## AIM OF THE EXERCISE
Look through the records that follow. Copy every line containing the word "Minerals".

════════════════

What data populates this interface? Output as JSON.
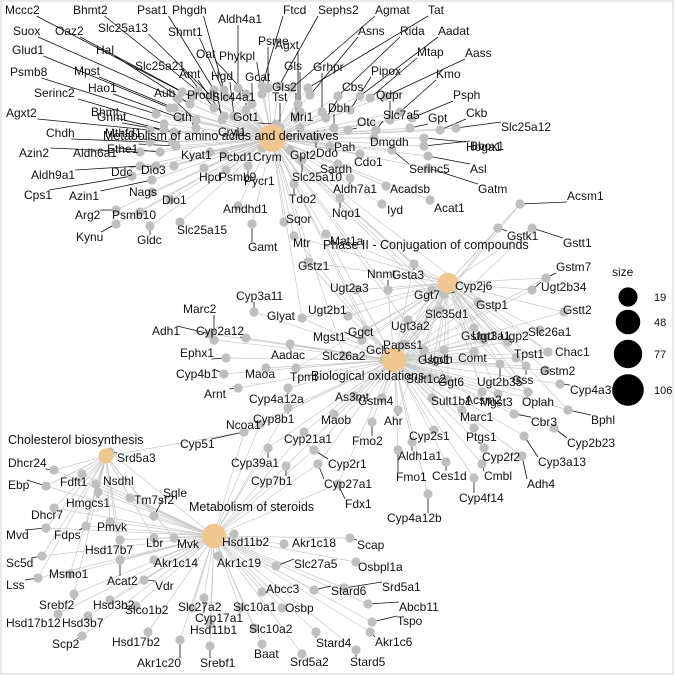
{
  "legend": {
    "title": "size",
    "entries": [
      {
        "label": "19",
        "value": 19
      },
      {
        "label": "48",
        "value": 48
      },
      {
        "label": "77",
        "value": 77
      },
      {
        "label": "106",
        "value": 106
      }
    ]
  },
  "colors": {
    "edge": "#c8c8c8",
    "gene_node": "#bfbfbf",
    "term_node": "#f1c791",
    "leader": "#111111",
    "text": "#111111"
  },
  "categories": [
    {
      "name": "Metabolism of amino acids and derivatives",
      "size": 106
    },
    {
      "name": "Phase II - Conjugation of compounds",
      "size": 48
    },
    {
      "name": "Biological oxidations",
      "size": 77
    },
    {
      "name": "Metabolism of steroids",
      "size": 77
    },
    {
      "name": "Cholesterol biosynthesis",
      "size": 19
    }
  ],
  "genes": [
    "Mccc2",
    "Bhmt2",
    "Psat1",
    "Phgdh",
    "Aldh4a1",
    "Ftcd",
    "Sephs2",
    "Agmat",
    "Tat",
    "Suox",
    "Oaz2",
    "Slc25a13",
    "Shmt1",
    "Psme",
    "Asns",
    "Rida",
    "Aadat",
    "Glud1",
    "Hal",
    "Oat",
    "Phykpl",
    "Agxt",
    "Mtap",
    "Aass",
    "Psmb8",
    "Mpst",
    "Slc25a21",
    "Amt",
    "Hgd",
    "Gcat",
    "Gls",
    "Grhpr",
    "Pipox",
    "Kmo",
    "Serinc2",
    "Hao1",
    "Auh",
    "Prodh",
    "Slc44a1",
    "Gls2",
    "Cbs",
    "Qdpr",
    "Psph",
    "Agxt2",
    "Bhmt",
    "Gnmt",
    "Cth",
    "Tst",
    "Mri1",
    "Dbh",
    "Otc",
    "Slc7a5",
    "Gpt",
    "Ckb",
    "Slc25a12",
    "Chdh",
    "Mthfd1",
    "Cryl1",
    "Got1",
    "Ddo",
    "Dmgdh",
    "Hoga1",
    "Azin2",
    "Aldh6a1",
    "Ethe1",
    "Gpt2",
    "Pah",
    "Bbox1",
    "Aldh9a1",
    "Ddc",
    "Dio3",
    "Kyat1",
    "Pcbd1",
    "Crym",
    "Cdo1",
    "Serinc5",
    "Asl",
    "Cps1",
    "Azin1",
    "Hpd",
    "Psmb9",
    "Pycr1",
    "Slc25a10",
    "Sardh",
    "Gatm",
    "Nags",
    "Arg2",
    "Dio1",
    "Aldh7a1",
    "Acadsb",
    "Psmb10",
    "Amdhd1",
    "Tdo2",
    "Nqo1",
    "Iyd",
    "Acat1",
    "Kynu",
    "Gldc",
    "Slc25a15",
    "Sqor",
    "Gamt",
    "Mtr",
    "Mat1a",
    "Gstz1",
    "Acsm1",
    "Gstk1",
    "Gstt1",
    "Gsta3",
    "Gstm7",
    "Nnmt",
    "Ugt2b34",
    "Ugt2a3",
    "Ggt7",
    "Cyp2j6",
    "Gstp1",
    "Cyp3a11",
    "Marc2",
    "Glyat",
    "Ugt2b1",
    "Slc35d1",
    "Gstt2",
    "Adh1",
    "Cyp2a12",
    "Mgst1",
    "Ugt3a2",
    "Gstm1",
    "Ugt3a1",
    "Ugp2",
    "Slc26a1",
    "Ggct",
    "Papss1",
    "Chac1",
    "Ephx1",
    "Aadac",
    "Slc26a2",
    "Gclc",
    "Ugdh",
    "Comt",
    "Tpst1",
    "Cyp4b1",
    "Maoa",
    "Tpmt",
    "Gsto1",
    "Ugt2b35",
    "Gss",
    "Gstm2",
    "Arnt",
    "Cyp4a12a",
    "Sult1c2",
    "Ggt6",
    "Acsm2",
    "Mgst3",
    "Oplah",
    "Cyp4a31",
    "As3mt",
    "Gstm4",
    "Sult1b1",
    "Bphl",
    "Ncoa1",
    "Cyp8b1",
    "Maob",
    "Ahr",
    "Marc1",
    "Cbr3",
    "Cyp2b23",
    "Cyp51",
    "Cyp21a1",
    "Fmo2",
    "Cyp2s1",
    "Ptgs1",
    "Cyp3a13",
    "Aldh1a1",
    "Cyp2f2",
    "Cyp39a1",
    "Cyp2r1",
    "Ces1d",
    "Cmbl",
    "Adh4",
    "Cyp7b1",
    "Cyp27a1",
    "Fmo1",
    "Cyp4f14",
    "Fdx1",
    "Cyp4a12b",
    "Srd5a3",
    "Dhcr24",
    "Fdft1",
    "Nsdhl",
    "Ebp",
    "Hmgcs1",
    "Tm7sf2",
    "Dhcr7",
    "Sqle",
    "Mvd",
    "Fdps",
    "Pmvk",
    "Hsd17b7",
    "Lbr",
    "Mvk",
    "Hsd11b2",
    "Akr1c18",
    "Scap",
    "Sc5d",
    "Acat2",
    "Akr1c14",
    "Akr1c19",
    "Slc27a5",
    "Osbpl1a",
    "Lss",
    "Msmo1",
    "Vdr",
    "Stard6",
    "Srd5a1",
    "Srebf2",
    "Hsd3b2",
    "Slco1b2",
    "Abcc3",
    "Hsd17b12",
    "Hsd3b7",
    "Cyp17a1",
    "Slc27a2",
    "Slc10a1",
    "Osbp",
    "Abcb11",
    "Tspo",
    "Scp2",
    "Hsd17b2",
    "Hsd11b1",
    "Slc10a2",
    "Stard4",
    "Akr1c6",
    "Akr1c20",
    "Srebf1",
    "Baat",
    "Srd5a2",
    "Stard5"
  ]
}
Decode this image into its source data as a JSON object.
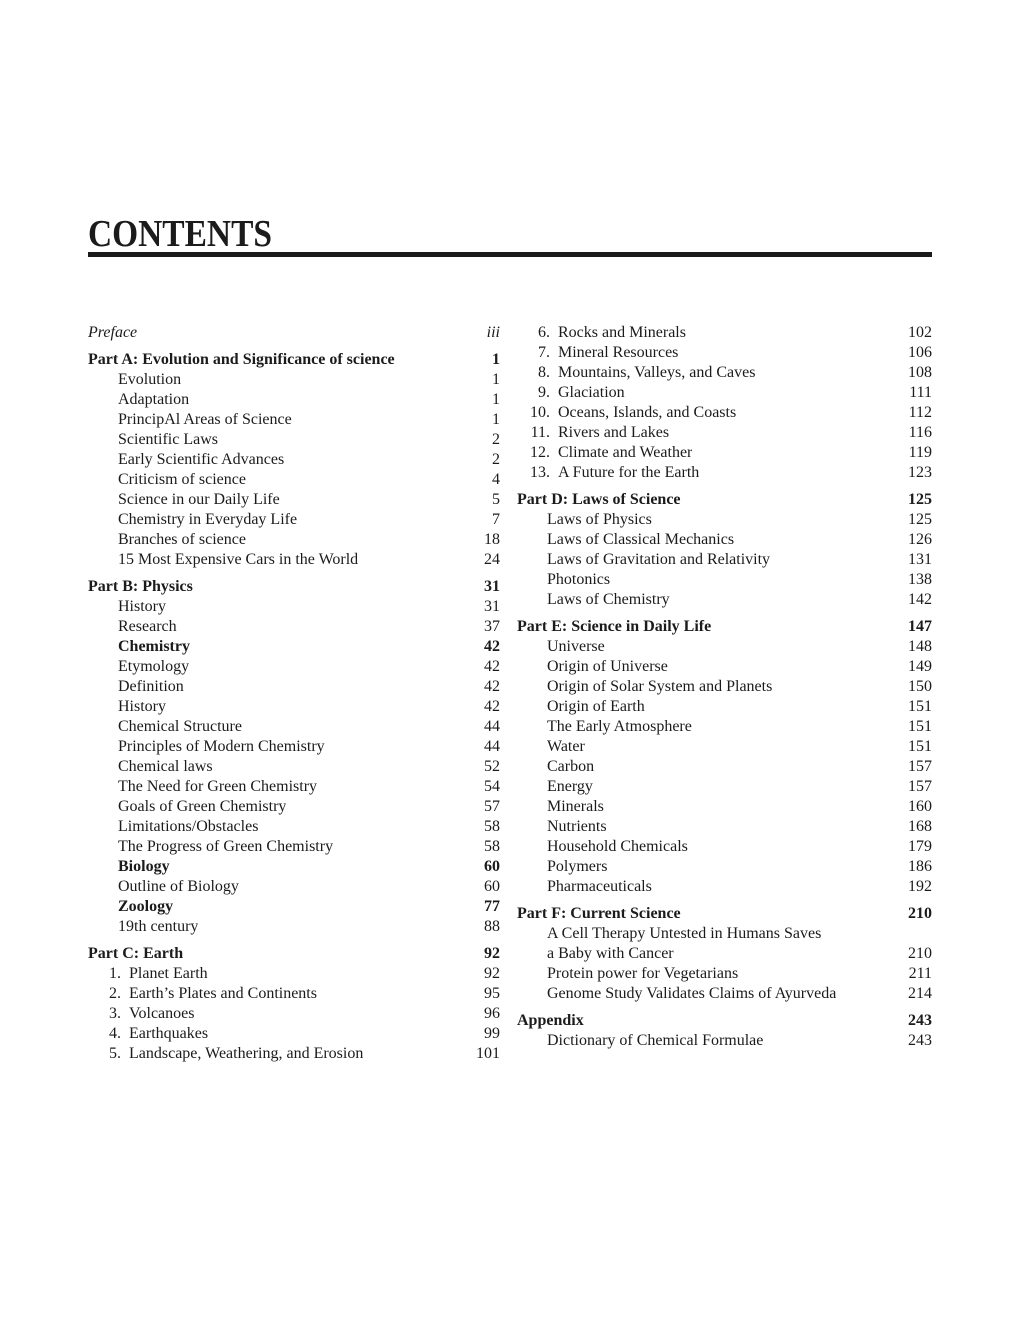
{
  "page": {
    "title": "CONTENTS",
    "ink_color": "#1b1b1b",
    "background_color": "#ffffff"
  },
  "toc": {
    "left": [
      {
        "type": "preface",
        "label": "Preface",
        "page": "iii"
      },
      {
        "type": "part",
        "label": "Part A: Evolution and Significance of science",
        "page": "1"
      },
      {
        "type": "item",
        "label": "Evolution",
        "page": "1"
      },
      {
        "type": "item",
        "label": "Adaptation",
        "page": "1"
      },
      {
        "type": "item",
        "label": "PrincipAl Areas of Science",
        "page": "1"
      },
      {
        "type": "item",
        "label": "Scientific Laws",
        "page": "2"
      },
      {
        "type": "item",
        "label": "Early Scientific Advances",
        "page": "2"
      },
      {
        "type": "item",
        "label": "Criticism of science",
        "page": "4"
      },
      {
        "type": "item",
        "label": "Science in our Daily Life",
        "page": "5"
      },
      {
        "type": "item",
        "label": "Chemistry in Everyday Life",
        "page": "7"
      },
      {
        "type": "item",
        "label": "Branches of science",
        "page": "18"
      },
      {
        "type": "item",
        "label": "15 Most Expensive Cars in the World",
        "page": "24"
      },
      {
        "type": "part",
        "label": "Part B: Physics",
        "page": "31"
      },
      {
        "type": "item",
        "label": "History",
        "page": "31"
      },
      {
        "type": "item",
        "label": "Research",
        "page": "37"
      },
      {
        "type": "item-bold",
        "label": "Chemistry",
        "page": "42"
      },
      {
        "type": "item",
        "label": "Etymology",
        "page": "42"
      },
      {
        "type": "item",
        "label": "Definition",
        "page": "42"
      },
      {
        "type": "item",
        "label": "History",
        "page": "42"
      },
      {
        "type": "item",
        "label": "Chemical Structure",
        "page": "44"
      },
      {
        "type": "item",
        "label": "Principles of Modern Chemistry",
        "page": "44"
      },
      {
        "type": "item",
        "label": "Chemical laws",
        "page": "52"
      },
      {
        "type": "item",
        "label": "The Need for Green Chemistry",
        "page": "54"
      },
      {
        "type": "item",
        "label": "Goals of Green Chemistry",
        "page": "57"
      },
      {
        "type": "item",
        "label": "Limitations/Obstacles",
        "page": "58"
      },
      {
        "type": "item",
        "label": "The Progress of Green Chemistry",
        "page": "58"
      },
      {
        "type": "item-bold",
        "label": "Biology",
        "page": "60"
      },
      {
        "type": "item",
        "label": "Outline of Biology",
        "page": "60"
      },
      {
        "type": "item-bold",
        "label": "Zoology",
        "page": "77"
      },
      {
        "type": "item",
        "label": "19th century",
        "page": "88"
      },
      {
        "type": "part",
        "label": "Part C: Earth",
        "page": "92"
      },
      {
        "type": "num-item",
        "num": "1.",
        "label": "Planet Earth",
        "page": "92"
      },
      {
        "type": "num-item",
        "num": "2.",
        "label": "Earth’s Plates and Continents",
        "page": "95"
      },
      {
        "type": "num-item",
        "num": "3.",
        "label": "Volcanoes",
        "page": "96"
      },
      {
        "type": "num-item",
        "num": "4.",
        "label": "Earthquakes",
        "page": "99"
      },
      {
        "type": "num-item",
        "num": "5.",
        "label": "Landscape, Weathering, and Erosion",
        "page": "101"
      }
    ],
    "right": [
      {
        "type": "num-item",
        "num": "6.",
        "label": "Rocks and Minerals",
        "page": "102"
      },
      {
        "type": "num-item",
        "num": "7.",
        "label": "Mineral Resources",
        "page": "106"
      },
      {
        "type": "num-item",
        "num": "8.",
        "label": "Mountains, Valleys, and Caves",
        "page": "108"
      },
      {
        "type": "num-item",
        "num": "9.",
        "label": "Glaciation",
        "page": "111"
      },
      {
        "type": "num-item",
        "num": "10.",
        "label": "Oceans, Islands, and Coasts",
        "page": "112"
      },
      {
        "type": "num-item",
        "num": "11.",
        "label": "Rivers and Lakes",
        "page": "116"
      },
      {
        "type": "num-item",
        "num": "12.",
        "label": "Climate and Weather",
        "page": "119"
      },
      {
        "type": "num-item",
        "num": "13.",
        "label": "A Future for the Earth",
        "page": "123"
      },
      {
        "type": "part",
        "label": "Part D: Laws of Science",
        "page": "125"
      },
      {
        "type": "item",
        "label": "Laws of Physics",
        "page": "125"
      },
      {
        "type": "item",
        "label": "Laws of Classical Mechanics",
        "page": "126"
      },
      {
        "type": "item",
        "label": "Laws of Gravitation and Relativity",
        "page": "131"
      },
      {
        "type": "item",
        "label": "Photonics",
        "page": "138"
      },
      {
        "type": "item",
        "label": "Laws of Chemistry",
        "page": "142"
      },
      {
        "type": "part",
        "label": "Part E: Science in Daily Life",
        "page": "147"
      },
      {
        "type": "item",
        "label": "Universe",
        "page": "148"
      },
      {
        "type": "item",
        "label": "Origin of Universe",
        "page": "149"
      },
      {
        "type": "item",
        "label": "Origin of Solar System and Planets",
        "page": "150"
      },
      {
        "type": "item",
        "label": "Origin of Earth",
        "page": "151"
      },
      {
        "type": "item",
        "label": "The Early Atmosphere",
        "page": "151"
      },
      {
        "type": "item",
        "label": "Water",
        "page": "151"
      },
      {
        "type": "item",
        "label": "Carbon",
        "page": "157"
      },
      {
        "type": "item",
        "label": "Energy",
        "page": "157"
      },
      {
        "type": "item",
        "label": "Minerals",
        "page": "160"
      },
      {
        "type": "item",
        "label": "Nutrients",
        "page": "168"
      },
      {
        "type": "item",
        "label": "Household Chemicals",
        "page": "179"
      },
      {
        "type": "item",
        "label": "Polymers",
        "page": "186"
      },
      {
        "type": "item",
        "label": "Pharmaceuticals",
        "page": "192"
      },
      {
        "type": "part",
        "label": "Part F: Current Science",
        "page": "210"
      },
      {
        "type": "item",
        "label": "A Cell Therapy Untested in Humans Saves",
        "page": ""
      },
      {
        "type": "item",
        "label": "a Baby with Cancer",
        "page": "210"
      },
      {
        "type": "item",
        "label": "Protein power for Vegetarians",
        "page": "211"
      },
      {
        "type": "item",
        "label": "Genome Study Validates Claims of Ayurveda",
        "page": "214"
      },
      {
        "type": "part",
        "label": "Appendix",
        "page": "243"
      },
      {
        "type": "item",
        "label": "Dictionary of Chemical Formulae",
        "page": "243"
      }
    ]
  }
}
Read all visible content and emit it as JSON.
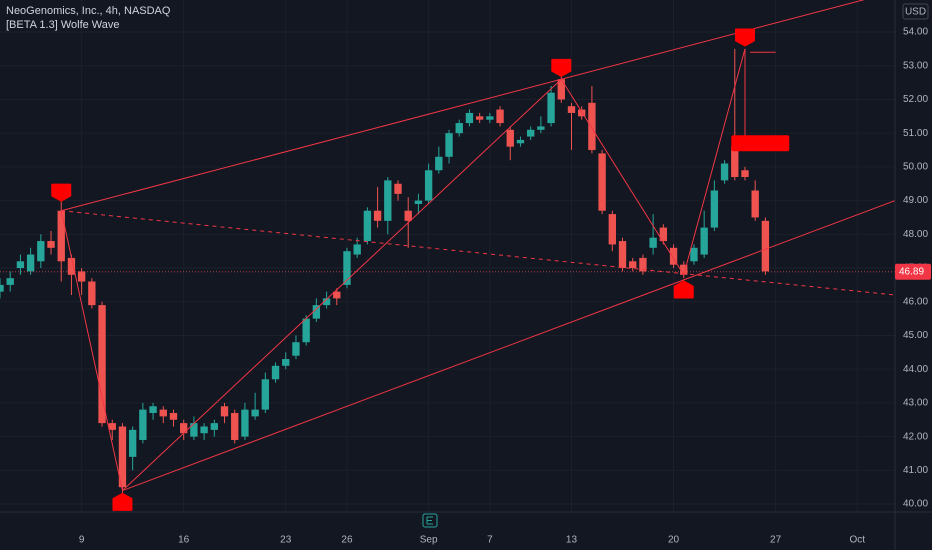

════════════════

## RESPONSE TO THE TASK
        "label": "Rocks and Minerals",
        "label": "Minerals",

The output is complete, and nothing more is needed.